_Do this_
All material below is to be reproduced exactly.

_Dataset content_
▬▬▬

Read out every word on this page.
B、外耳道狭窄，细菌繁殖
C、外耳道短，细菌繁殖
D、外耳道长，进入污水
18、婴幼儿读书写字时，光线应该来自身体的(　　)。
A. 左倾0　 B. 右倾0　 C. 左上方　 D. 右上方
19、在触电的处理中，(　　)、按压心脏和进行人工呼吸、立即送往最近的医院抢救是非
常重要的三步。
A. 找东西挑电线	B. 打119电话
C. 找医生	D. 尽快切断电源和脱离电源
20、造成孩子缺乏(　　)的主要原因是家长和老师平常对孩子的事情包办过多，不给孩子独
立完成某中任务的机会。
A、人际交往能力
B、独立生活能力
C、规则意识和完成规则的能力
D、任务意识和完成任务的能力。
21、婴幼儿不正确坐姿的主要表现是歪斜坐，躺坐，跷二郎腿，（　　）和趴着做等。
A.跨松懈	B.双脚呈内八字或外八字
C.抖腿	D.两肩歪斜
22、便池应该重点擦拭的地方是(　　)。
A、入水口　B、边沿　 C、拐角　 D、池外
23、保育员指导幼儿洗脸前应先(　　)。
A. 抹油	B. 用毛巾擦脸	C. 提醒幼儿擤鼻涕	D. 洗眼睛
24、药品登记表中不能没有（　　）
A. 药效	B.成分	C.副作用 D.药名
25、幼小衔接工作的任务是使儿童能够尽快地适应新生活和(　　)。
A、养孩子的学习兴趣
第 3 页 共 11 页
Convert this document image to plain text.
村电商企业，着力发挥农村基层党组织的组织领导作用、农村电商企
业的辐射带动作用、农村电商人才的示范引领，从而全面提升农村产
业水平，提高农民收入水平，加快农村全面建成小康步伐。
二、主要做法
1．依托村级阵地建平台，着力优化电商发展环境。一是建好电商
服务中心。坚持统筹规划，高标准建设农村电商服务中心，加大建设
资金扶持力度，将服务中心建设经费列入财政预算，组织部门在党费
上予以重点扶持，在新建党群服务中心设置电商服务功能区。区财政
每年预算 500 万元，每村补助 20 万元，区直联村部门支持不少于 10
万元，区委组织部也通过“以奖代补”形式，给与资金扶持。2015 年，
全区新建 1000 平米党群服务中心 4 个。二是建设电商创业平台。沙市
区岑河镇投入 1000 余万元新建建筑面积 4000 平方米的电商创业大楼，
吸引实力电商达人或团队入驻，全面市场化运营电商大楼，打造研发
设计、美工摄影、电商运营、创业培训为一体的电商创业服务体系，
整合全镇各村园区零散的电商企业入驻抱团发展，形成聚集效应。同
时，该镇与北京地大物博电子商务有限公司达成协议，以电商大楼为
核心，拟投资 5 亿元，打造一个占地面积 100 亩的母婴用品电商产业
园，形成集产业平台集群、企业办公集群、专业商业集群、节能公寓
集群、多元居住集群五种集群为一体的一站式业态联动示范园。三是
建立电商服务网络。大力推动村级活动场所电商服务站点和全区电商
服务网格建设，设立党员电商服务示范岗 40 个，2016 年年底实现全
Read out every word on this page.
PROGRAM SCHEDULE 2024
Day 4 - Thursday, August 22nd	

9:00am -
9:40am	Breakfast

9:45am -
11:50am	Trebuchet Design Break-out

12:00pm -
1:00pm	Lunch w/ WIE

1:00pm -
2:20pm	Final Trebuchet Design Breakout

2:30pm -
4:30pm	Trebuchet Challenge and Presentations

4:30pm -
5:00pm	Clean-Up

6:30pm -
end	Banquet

▬▬▬

_Exercise output_
Read out every word on this page.
B、外耳道狭窄，细菌繁殖
C、外耳道短，细菌繁殖
D、外耳道长，进入污水
18、婴幼儿读书写字时，光线应该来自身体的(　　)。
A. 左倾0　 B. 右倾0　 C. 左上方　 D. 右上方
19、在触电的处理中，(　　)、按压心脏和进行人工呼吸、立即送往最近的医院抢救是非
常重要的三步。
A. 找东西挑电线	B. 打119电话
C. 找医生	D. 尽快切断电源和脱离电源
20、造成孩子缺乏(　　)的主要原因是家长和老师平常对孩子的事情包办过多，不给孩子独
立完成某中任务的机会。
A、人际交往能力
B、独立生活能力
C、规则意识和完成规则的能力
D、任务意识和完成任务的能力。
21、婴幼儿不正确坐姿的主要表现是歪斜坐，躺坐，跷二郎腿，（　　）和趴着做等。
A.跨松懈	B.双脚呈内八字或外八字
C.抖腿	D.两肩歪斜
22、便池应该重点擦拭的地方是(　　)。
A、入水口　B、边沿　 C、拐角　 D、池外
23、保育员指导幼儿洗脸前应先(　　)。
A. 抹油	B. 用毛巾擦脸	C. 提醒幼儿擤鼻涕	D. 洗眼睛
24、药品登记表中不能没有（　　）
A. 药效	B.成分	C.副作用 D.药名
25、幼小衔接工作的任务是使儿童能够尽快地适应新生活和(　　)。
A、养孩子的学习兴趣
第 3 页 共 11 页
Convert this document image to plain text.
村电商企业，着力发挥农村基层党组织的组织领导作用、农村电商企
业的辐射带动作用、农村电商人才的示范引领，从而全面提升农村产
业水平，提高农民收入水平，加快农村全面建成小康步伐。
二、主要做法
1．依托村级阵地建平台，着力优化电商发展环境。一是建好电商
服务中心。坚持统筹规划，高标准建设农村电商服务中心，加大建设
资金扶持力度，将服务中心建设经费列入财政预算，组织部门在党费
上予以重点扶持，在新建党群服务中心设置电商服务功能区。区财政
每年预算 500 万元，每村补助 20 万元，区直联村部门支持不少于 10
万元，区委组织部也通过“以奖代补”形式，给与资金扶持。2015 年，
全区新建 1000 平米党群服务中心 4 个。二是建设电商创业平台。沙市
区岑河镇投入 1000 余万元新建建筑面积 4000 平方米的电商创业大楼，
吸引实力电商达人或团队入驻，全面市场化运营电商大楼，打造研发
设计、美工摄影、电商运营、创业培训为一体的电商创业服务体系，
整合全镇各村园区零散的电商企业入驻抱团发展，形成聚集效应。同
时，该镇与北京地大物博电子商务有限公司达成协议，以电商大楼为
核心，拟投资 5 亿元，打造一个占地面积 100 亩的母婴用品电商产业
园，形成集产业平台集群、企业办公集群、专业商业集群、节能公寓
集群、多元居住集群五种集群为一体的一站式业态联动示范园。三是
建立电商服务网络。大力推动村级活动场所电商服务站点和全区电商
服务网格建设，设立党员电商服务示范岗 40 个，2016 年年底实现全
Read out every word on this page.
PROGRAM SCHEDULE 2024
Day 4 - Thursday, August 22nd	

9:00am -
9:40am	Breakfast

9:45am -
11:50am	Trebuchet Design Break-out

12:00pm -
1:00pm	Lunch w/ WIE

1:00pm -
2:20pm	Final Trebuchet Design Breakout

2:30pm -
4:30pm	Trebuchet Challenge and Presentations

4:30pm -
5:00pm	Clean-Up

6:30pm -
end	Banquet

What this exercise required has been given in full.